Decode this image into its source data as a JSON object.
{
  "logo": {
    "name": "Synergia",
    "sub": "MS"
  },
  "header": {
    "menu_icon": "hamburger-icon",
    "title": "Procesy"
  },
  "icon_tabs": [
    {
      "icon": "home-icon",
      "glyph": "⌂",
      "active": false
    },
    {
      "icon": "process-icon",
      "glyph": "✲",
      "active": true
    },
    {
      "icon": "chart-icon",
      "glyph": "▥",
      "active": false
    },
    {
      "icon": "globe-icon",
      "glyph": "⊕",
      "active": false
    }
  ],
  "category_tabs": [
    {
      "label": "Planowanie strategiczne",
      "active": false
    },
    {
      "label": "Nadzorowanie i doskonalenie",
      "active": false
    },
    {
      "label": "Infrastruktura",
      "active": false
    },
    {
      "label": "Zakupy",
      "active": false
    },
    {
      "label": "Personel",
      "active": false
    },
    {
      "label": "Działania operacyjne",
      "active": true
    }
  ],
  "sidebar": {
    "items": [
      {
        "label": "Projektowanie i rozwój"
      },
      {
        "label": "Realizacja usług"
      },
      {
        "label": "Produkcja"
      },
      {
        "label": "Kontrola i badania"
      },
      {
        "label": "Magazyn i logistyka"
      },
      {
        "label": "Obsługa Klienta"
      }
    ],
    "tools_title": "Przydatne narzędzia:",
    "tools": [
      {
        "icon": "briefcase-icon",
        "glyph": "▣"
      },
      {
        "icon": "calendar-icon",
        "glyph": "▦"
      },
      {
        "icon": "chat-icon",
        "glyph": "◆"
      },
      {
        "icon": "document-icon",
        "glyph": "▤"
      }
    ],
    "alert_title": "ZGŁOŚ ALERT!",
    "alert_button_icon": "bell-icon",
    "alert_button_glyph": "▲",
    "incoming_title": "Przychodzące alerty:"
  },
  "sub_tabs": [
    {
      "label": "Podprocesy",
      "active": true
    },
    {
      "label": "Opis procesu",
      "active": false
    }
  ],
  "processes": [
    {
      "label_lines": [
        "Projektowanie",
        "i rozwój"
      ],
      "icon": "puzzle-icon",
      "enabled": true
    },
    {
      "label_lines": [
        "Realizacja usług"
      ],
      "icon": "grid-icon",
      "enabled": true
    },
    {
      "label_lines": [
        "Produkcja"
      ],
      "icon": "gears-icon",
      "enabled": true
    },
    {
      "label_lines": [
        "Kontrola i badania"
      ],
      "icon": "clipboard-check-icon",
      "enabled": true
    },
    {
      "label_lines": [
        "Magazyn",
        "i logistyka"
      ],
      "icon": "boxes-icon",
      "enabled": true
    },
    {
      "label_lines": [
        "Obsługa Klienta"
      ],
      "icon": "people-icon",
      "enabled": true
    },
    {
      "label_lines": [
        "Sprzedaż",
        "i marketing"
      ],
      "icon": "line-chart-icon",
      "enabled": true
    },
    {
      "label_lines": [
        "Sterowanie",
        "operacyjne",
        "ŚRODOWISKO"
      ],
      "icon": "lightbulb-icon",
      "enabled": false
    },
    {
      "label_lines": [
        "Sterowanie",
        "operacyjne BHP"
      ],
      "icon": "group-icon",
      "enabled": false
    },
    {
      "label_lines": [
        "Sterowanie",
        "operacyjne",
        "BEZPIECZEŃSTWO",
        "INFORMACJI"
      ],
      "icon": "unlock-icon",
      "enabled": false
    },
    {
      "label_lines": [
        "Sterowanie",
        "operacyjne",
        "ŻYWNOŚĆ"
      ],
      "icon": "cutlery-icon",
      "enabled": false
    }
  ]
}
- - -
YOUR INSTRUCTIONS:
Copy the records above exactly as they appear.

OUTPUT OF THE EXERCISE:
Decode this image into its source data as a JSON object.
{
  "logo": {
    "name": "Synergia",
    "sub": "MS"
  },
  "header": {
    "menu_icon": "hamburger-icon",
    "title": "Procesy"
  },
  "icon_tabs": [
    {
      "icon": "home-icon",
      "glyph": "⌂",
      "active": false
    },
    {
      "icon": "process-icon",
      "glyph": "✲",
      "active": true
    },
    {
      "icon": "chart-icon",
      "glyph": "▥",
      "active": false
    },
    {
      "icon": "globe-icon",
      "glyph": "⊕",
      "active": false
    }
  ],
  "category_tabs": [
    {
      "label": "Planowanie strategiczne",
      "active": false
    },
    {
      "label": "Nadzorowanie i doskonalenie",
      "active": false
    },
    {
      "label": "Infrastruktura",
      "active": false
    },
    {
      "label": "Zakupy",
      "active": false
    },
    {
      "label": "Personel",
      "active": false
    },
    {
      "label": "Działania operacyjne",
      "active": true
    }
  ],
  "sidebar": {
    "items": [
      {
        "label": "Projektowanie i rozwój"
      },
      {
        "label": "Realizacja usług"
      },
      {
        "label": "Produkcja"
      },
      {
        "label": "Kontrola i badania"
      },
      {
        "label": "Magazyn i logistyka"
      },
      {
        "label": "Obsługa Klienta"
      }
    ],
    "tools_title": "Przydatne narzędzia:",
    "tools": [
      {
        "icon": "briefcase-icon",
        "glyph": "▣"
      },
      {
        "icon": "calendar-icon",
        "glyph": "▦"
      },
      {
        "icon": "chat-icon",
        "glyph": "◆"
      },
      {
        "icon": "document-icon",
        "glyph": "▤"
      }
    ],
    "alert_title": "ZGŁOŚ ALERT!",
    "alert_button_icon": "bell-icon",
    "alert_button_glyph": "▲",
    "incoming_title": "Przychodzące alerty:"
  },
  "sub_tabs": [
    {
      "label": "Podprocesy",
      "active": true
    },
    {
      "label": "Opis procesu",
      "active": false
    }
  ],
  "processes": [
    {
      "label_lines": [
        "Projektowanie",
        "i rozwój"
      ],
      "icon": "puzzle-icon",
      "enabled": true
    },
    {
      "label_lines": [
        "Realizacja usług"
      ],
      "icon": "grid-icon",
      "enabled": true
    },
    {
      "label_lines": [
        "Produkcja"
      ],
      "icon": "gears-icon",
      "enabled": true
    },
    {
      "label_lines": [
        "Kontrola i badania"
      ],
      "icon": "clipboard-check-icon",
      "enabled": true
    },
    {
      "label_lines": [
        "Magazyn",
        "i logistyka"
      ],
      "icon": "boxes-icon",
      "enabled": true
    },
    {
      "label_lines": [
        "Obsługa Klienta"
      ],
      "icon": "people-icon",
      "enabled": true
    },
    {
      "label_lines": [
        "Sprzedaż",
        "i marketing"
      ],
      "icon": "line-chart-icon",
      "enabled": true
    },
    {
      "label_lines": [
        "Sterowanie",
        "operacyjne",
        "ŚRODOWISKO"
      ],
      "icon": "lightbulb-icon",
      "enabled": false
    },
    {
      "label_lines": [
        "Sterowanie",
        "operacyjne BHP"
      ],
      "icon": "group-icon",
      "enabled": false
    },
    {
      "label_lines": [
        "Sterowanie",
        "operacyjne",
        "BEZPIECZEŃSTWO",
        "INFORMACJI"
      ],
      "icon": "unlock-icon",
      "enabled": false
    },
    {
      "label_lines": [
        "Sterowanie",
        "operacyjne",
        "ŻYWNOŚĆ"
      ],
      "icon": "cutlery-icon",
      "enabled": false
    }
  ]
}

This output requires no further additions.